TAREA 1 ::
Según el texto sobre las depuradoras de Oviedo, ¿qué inversión suman los dos proyectos?
TAREA 2 ::
Extrae literalmente del texto sobre las depuradoras de Oviedo el fragmento que va de "Oviedo, M. PÉREZ" a "Llanera y Noreña.", ambos incluidos.
TAREA 3 ::
Prolonga el texto sobre las depuradoras de Oviedo a partir de su última oración.

TEXTO PROPORCIONADO ::
┄┄┄┄┄┄┄┄┄┄
Oviedo, M. PÉREZ
La ministra de Medio Ambiente, Medio Rural y Marino, Elena Espinosa, presentó ayer en Oviedo en compañía del presidente del Principado, Vicente Álvarez Areces, el anteproyecto de la ampliación de las depuradoras de San Claudio y Villapérez, dos obras de saneamiento vitales para asumir el crecimiento de la capital asturiana. Los proyectos, que cuentan con una inversión de 73,6 millones de euros, se licitarán antes de que finalice el año y darán servicio además de a Oviedo, a los municipios de Siero, Llanera y Noreña.
Se trata de dos obras muy demandadas por el Ayuntamiento de Oviedo, puesto que la saturación de las instalaciones actuales estranguló durante los últimos años el desarrollo de los planes de vivienda previstos para la zona Oeste de la ciudad, en el caso de la estación de San Claudio. Por su parte, la depuradora de Villapérez, con una capacidad para casi un millón de habitantes, servirá también para depurar las aguas residuales del nuevo Hospital Universitario Central de Asturias (HUCA).
┄┄┄┄┄┄┄┄┄┄
MATERIAL DE ORIGEN ::
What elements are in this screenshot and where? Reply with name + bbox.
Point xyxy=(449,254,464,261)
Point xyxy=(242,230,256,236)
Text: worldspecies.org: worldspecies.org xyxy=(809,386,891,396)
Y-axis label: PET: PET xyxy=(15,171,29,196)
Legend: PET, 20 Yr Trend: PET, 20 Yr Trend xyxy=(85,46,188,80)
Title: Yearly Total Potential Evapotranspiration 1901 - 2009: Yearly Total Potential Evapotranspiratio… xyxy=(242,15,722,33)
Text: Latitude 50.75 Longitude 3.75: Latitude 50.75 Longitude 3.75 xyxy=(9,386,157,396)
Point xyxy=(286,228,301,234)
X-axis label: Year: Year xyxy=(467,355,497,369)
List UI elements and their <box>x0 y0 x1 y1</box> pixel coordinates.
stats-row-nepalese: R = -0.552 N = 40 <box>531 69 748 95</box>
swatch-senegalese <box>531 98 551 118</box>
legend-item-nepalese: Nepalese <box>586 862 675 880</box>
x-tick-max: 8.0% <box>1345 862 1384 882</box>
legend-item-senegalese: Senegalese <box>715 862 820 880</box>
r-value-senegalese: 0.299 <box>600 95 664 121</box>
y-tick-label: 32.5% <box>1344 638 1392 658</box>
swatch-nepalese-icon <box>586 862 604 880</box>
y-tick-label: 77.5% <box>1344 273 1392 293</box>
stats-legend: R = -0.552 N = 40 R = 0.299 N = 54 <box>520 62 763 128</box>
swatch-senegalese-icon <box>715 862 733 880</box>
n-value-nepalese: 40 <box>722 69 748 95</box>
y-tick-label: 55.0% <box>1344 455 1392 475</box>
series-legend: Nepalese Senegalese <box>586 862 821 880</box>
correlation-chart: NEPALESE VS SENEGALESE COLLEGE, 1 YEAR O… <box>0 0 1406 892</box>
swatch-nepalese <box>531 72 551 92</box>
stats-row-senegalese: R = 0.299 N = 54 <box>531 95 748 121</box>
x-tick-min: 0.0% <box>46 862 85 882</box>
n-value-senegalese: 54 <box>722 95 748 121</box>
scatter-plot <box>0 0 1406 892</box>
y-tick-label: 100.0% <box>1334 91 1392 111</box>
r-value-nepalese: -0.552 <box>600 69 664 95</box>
┄┄┄┄┄┄┄┄┄┄
RESPUESTA 1 ::
73,6 millones de euros.

RESPUESTA 2 ::
Oviedo, M. PÉREZ
La ministra de Medio Ambiente, Medio Rural y Marino, Elena Espinosa, presentó ayer en Oviedo en compañía del presidente del Principado, Vicente Álvarez Areces, el anteproyecto de la ampliación de las depuradoras de San Claudio y Villapérez, dos obras de saneamiento vitales para asumir el crecimiento de la capital asturiana. Los proyectos, que cuentan con una inversión de 73,6 millones de euros, se licitarán antes de que finalice el año y darán servicio además de a Oviedo, a los municipios de Siero, Llanera y Noreña.

RESPUESTA 3 ::
La Ministra destacó en su intervención durante el acto de presentación de los anteproyectos -al que no acudió ningún miembro del equipo de gobierno popular de Gabino de Lorenzo- su «empeño» en que «Oviedo pueda seguir creciendo». Una idea en la que también enfatizó el presidente del Principado en su discurso: «Esta actuación resuelve un problema social impresionante y también un problema empresarial. Si no hiciéramos esta obra el problema sería descomunal, porque no sería posible la construcción de miles de viviendas», dijo. Areces también explicó que la actuación ha sido tratada «como un tema de emergencia», una vez que la Federación Asturiana de Empresarios (FADE) «nos trasladó su inquietud», dijo. «No quiero pensar lo que hubiese pasado si esto no tuviese este tratamiento. Venimos con los deberes hechos y con la gran satisfacción de actuar en la capital asturiana», remató. Areces también indicó que los objetivos del acuerdo de concertación regional (ACEBA) -entre los que se incluían estos proyectos de saneamiento- «se cumplirán este año».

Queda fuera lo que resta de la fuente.